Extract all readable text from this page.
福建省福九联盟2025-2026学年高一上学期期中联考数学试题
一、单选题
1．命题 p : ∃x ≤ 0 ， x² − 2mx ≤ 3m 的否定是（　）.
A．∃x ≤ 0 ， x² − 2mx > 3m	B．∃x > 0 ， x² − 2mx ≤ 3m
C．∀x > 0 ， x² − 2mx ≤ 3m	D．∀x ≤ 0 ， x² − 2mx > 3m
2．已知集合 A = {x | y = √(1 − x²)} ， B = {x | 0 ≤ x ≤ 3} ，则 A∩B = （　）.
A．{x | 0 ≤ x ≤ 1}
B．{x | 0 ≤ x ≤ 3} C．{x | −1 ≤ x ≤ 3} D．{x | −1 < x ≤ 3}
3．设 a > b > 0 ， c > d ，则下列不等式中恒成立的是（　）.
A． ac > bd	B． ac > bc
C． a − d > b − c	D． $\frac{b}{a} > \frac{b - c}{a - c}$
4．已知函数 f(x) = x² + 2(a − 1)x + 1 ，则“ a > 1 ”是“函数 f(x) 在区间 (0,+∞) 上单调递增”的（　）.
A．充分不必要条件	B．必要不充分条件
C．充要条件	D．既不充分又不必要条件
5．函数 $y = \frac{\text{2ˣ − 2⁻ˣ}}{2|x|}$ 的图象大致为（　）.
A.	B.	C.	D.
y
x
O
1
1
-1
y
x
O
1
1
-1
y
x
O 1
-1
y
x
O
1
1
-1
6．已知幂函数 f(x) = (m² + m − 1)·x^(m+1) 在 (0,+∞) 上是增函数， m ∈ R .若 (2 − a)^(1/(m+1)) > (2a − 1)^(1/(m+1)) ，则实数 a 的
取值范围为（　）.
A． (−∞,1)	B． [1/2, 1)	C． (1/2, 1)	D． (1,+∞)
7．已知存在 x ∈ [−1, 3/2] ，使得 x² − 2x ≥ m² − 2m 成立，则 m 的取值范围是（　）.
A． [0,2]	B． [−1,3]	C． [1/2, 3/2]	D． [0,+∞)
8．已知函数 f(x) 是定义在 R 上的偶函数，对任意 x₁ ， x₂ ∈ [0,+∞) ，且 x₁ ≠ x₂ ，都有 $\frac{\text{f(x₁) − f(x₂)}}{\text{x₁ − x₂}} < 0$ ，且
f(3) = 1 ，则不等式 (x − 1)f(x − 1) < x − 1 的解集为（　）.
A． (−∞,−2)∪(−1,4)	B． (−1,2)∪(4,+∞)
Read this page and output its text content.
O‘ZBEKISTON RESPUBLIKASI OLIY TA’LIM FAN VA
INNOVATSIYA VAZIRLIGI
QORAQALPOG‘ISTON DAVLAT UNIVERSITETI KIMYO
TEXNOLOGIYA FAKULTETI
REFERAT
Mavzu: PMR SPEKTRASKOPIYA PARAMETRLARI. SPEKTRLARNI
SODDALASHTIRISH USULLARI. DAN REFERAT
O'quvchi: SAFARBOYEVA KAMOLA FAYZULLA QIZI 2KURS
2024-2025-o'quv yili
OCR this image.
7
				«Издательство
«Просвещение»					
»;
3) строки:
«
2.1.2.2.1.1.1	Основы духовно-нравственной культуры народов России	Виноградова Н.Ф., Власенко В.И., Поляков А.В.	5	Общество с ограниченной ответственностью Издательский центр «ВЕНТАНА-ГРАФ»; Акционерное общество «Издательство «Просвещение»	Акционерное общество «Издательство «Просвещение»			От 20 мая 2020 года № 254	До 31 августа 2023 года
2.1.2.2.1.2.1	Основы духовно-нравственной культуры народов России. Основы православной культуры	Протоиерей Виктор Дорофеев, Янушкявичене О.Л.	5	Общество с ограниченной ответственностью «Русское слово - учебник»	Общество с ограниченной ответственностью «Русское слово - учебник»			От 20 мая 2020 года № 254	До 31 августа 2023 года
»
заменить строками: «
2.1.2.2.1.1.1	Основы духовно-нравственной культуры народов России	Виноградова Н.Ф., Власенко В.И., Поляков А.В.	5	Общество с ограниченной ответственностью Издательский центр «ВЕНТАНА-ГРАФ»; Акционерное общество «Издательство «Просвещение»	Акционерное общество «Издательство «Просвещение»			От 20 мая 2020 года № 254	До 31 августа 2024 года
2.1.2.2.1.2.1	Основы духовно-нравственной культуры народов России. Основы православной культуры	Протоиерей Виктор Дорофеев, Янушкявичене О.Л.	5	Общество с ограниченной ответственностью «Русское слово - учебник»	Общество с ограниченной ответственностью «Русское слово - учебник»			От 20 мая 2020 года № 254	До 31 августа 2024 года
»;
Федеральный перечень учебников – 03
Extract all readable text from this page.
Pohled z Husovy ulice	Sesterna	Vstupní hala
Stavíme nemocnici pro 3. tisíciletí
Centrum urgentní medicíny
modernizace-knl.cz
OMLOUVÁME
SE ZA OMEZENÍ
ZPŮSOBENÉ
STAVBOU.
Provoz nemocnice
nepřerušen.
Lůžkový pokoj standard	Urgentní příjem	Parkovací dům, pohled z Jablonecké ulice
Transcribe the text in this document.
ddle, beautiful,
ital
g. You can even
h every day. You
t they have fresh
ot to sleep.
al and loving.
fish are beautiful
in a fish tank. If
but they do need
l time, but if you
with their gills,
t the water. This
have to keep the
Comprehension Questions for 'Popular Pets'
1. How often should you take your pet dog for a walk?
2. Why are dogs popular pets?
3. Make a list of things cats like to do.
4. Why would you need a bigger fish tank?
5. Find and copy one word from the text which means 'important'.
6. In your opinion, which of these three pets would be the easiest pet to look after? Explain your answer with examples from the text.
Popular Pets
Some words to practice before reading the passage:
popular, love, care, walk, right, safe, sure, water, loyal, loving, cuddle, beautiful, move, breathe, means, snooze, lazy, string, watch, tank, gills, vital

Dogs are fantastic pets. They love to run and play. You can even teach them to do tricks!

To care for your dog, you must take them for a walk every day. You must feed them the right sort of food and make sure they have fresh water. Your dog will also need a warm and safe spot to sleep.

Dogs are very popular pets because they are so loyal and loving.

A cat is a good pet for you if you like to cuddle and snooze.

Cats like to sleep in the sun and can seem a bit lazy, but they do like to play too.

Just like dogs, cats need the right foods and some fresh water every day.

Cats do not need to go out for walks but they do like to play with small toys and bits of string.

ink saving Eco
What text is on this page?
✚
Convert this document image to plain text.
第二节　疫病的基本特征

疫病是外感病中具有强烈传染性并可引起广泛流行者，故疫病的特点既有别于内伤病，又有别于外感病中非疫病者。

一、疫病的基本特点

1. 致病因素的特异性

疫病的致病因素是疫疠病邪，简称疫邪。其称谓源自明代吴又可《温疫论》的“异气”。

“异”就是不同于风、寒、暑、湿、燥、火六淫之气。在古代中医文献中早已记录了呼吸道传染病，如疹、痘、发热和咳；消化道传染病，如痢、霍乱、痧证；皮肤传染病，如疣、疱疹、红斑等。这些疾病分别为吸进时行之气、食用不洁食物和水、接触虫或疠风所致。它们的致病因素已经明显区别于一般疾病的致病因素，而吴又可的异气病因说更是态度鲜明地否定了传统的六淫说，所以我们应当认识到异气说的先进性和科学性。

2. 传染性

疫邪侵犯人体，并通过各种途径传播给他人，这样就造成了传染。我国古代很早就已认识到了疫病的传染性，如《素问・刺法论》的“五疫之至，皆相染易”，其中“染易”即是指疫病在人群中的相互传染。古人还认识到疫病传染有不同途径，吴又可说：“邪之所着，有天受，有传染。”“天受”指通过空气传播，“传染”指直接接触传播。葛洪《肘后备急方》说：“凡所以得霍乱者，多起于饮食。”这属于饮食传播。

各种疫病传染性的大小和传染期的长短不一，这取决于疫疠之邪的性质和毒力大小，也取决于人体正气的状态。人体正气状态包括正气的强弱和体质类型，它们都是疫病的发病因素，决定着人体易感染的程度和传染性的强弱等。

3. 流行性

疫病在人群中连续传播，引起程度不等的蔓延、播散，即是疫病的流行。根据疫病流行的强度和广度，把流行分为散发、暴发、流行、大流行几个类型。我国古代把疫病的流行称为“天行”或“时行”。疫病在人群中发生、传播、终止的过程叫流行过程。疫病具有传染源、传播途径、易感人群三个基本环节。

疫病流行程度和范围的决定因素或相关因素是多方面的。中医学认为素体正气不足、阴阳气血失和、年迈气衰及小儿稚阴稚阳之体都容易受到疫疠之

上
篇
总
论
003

* **Exercise instructions**:
Note each line of the entries that has "take" in it, and copy those lines.

* **Reply to the exercise**:
1. How often should you take your pet dog for a walk?
To care for your dog, you must take them for a walk every day. You must feed them the right sort of food and make sure they have fresh water. Your dog will also need a warm and safe spot to sleep.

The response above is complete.